▶ _Stated problem_: Only lines with the word "September" are needed; collect each of them from the listing below.

(Stored dataset items)

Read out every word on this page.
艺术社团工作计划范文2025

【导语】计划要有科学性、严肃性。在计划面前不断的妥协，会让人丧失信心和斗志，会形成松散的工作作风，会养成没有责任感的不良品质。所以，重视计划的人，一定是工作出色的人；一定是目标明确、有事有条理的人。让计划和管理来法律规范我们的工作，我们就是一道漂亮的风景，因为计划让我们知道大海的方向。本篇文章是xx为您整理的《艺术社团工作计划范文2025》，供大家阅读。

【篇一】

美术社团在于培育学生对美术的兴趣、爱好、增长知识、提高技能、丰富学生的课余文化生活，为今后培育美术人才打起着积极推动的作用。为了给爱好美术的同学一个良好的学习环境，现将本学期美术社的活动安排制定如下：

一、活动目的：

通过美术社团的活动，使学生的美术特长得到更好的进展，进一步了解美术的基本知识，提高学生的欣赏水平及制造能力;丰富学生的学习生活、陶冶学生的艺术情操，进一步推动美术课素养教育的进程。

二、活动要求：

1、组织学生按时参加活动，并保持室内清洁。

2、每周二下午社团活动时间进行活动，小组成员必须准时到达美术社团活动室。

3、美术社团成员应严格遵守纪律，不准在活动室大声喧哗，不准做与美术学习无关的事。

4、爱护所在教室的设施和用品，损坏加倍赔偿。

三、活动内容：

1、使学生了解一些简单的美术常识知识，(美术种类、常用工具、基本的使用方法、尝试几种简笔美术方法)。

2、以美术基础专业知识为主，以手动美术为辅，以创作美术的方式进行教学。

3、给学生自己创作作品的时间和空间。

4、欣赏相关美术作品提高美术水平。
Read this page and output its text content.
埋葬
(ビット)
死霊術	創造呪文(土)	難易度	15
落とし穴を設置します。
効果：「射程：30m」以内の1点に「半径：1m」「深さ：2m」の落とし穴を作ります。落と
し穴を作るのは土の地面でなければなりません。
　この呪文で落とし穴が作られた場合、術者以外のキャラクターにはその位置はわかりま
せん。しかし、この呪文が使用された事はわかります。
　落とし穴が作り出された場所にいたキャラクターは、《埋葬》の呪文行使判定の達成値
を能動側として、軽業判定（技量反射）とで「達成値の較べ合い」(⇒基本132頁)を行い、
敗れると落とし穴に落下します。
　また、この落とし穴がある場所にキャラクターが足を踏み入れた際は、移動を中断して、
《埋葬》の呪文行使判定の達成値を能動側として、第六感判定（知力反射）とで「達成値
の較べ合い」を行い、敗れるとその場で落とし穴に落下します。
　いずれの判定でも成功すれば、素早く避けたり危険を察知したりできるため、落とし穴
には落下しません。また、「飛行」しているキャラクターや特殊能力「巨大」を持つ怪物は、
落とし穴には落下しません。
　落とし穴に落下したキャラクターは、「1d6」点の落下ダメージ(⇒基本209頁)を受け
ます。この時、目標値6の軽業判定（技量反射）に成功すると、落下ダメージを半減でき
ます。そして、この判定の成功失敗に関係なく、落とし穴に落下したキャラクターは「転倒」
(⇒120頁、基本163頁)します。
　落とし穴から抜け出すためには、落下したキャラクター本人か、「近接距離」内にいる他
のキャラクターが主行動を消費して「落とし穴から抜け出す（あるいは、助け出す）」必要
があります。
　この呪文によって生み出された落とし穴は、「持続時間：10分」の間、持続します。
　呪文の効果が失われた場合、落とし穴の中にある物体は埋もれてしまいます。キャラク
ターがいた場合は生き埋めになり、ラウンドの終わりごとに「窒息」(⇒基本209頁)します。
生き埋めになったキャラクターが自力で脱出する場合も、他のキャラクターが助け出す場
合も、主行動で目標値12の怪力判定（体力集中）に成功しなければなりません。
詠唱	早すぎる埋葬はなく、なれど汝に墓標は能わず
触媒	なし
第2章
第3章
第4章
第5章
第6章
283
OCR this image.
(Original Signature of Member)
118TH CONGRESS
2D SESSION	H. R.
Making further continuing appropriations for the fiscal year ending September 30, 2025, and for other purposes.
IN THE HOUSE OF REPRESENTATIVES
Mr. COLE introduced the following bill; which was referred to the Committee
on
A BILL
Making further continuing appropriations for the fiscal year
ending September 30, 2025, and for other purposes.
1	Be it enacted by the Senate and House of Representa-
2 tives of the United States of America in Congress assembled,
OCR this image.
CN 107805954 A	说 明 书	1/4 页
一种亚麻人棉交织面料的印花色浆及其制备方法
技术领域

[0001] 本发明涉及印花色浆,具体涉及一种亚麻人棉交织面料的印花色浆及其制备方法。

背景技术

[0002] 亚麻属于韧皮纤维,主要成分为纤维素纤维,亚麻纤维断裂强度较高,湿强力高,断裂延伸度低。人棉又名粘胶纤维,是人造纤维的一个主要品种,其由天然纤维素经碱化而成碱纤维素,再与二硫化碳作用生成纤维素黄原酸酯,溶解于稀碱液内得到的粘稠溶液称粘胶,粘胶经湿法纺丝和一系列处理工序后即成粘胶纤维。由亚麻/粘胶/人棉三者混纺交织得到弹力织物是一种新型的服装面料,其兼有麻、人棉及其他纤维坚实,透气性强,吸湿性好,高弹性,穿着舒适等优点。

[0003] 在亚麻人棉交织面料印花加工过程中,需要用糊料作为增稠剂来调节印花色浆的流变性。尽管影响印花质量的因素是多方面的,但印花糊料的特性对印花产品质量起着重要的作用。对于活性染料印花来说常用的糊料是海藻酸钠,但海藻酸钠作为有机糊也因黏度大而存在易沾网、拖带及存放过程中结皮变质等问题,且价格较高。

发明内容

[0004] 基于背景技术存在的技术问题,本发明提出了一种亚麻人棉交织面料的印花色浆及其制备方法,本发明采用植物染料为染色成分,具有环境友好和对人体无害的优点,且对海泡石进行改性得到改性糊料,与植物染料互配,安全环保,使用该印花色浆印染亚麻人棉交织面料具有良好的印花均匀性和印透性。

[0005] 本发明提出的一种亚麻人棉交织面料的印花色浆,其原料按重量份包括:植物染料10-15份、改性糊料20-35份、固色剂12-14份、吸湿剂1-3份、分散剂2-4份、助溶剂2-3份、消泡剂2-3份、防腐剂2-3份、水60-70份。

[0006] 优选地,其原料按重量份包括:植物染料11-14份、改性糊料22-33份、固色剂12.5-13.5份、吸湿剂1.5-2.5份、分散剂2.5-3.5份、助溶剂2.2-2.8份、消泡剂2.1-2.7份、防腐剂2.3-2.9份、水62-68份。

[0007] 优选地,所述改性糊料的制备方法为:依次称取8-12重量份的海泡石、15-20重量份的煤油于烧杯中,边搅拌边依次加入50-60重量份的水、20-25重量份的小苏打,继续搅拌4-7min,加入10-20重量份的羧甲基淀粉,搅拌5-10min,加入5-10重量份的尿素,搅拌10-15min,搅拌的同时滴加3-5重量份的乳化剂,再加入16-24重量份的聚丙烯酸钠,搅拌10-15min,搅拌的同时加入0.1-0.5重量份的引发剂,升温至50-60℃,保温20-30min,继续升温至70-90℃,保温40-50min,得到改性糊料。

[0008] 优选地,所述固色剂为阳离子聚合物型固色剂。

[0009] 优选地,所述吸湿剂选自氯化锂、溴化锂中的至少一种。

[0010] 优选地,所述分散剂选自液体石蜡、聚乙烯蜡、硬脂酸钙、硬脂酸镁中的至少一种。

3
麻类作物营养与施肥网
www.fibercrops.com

▶ _Answer below_:
Making further continuing appropriations for the fiscal year ending September 30, 2025, and for other purposes.
ending September 30, 2025, and for other purposes.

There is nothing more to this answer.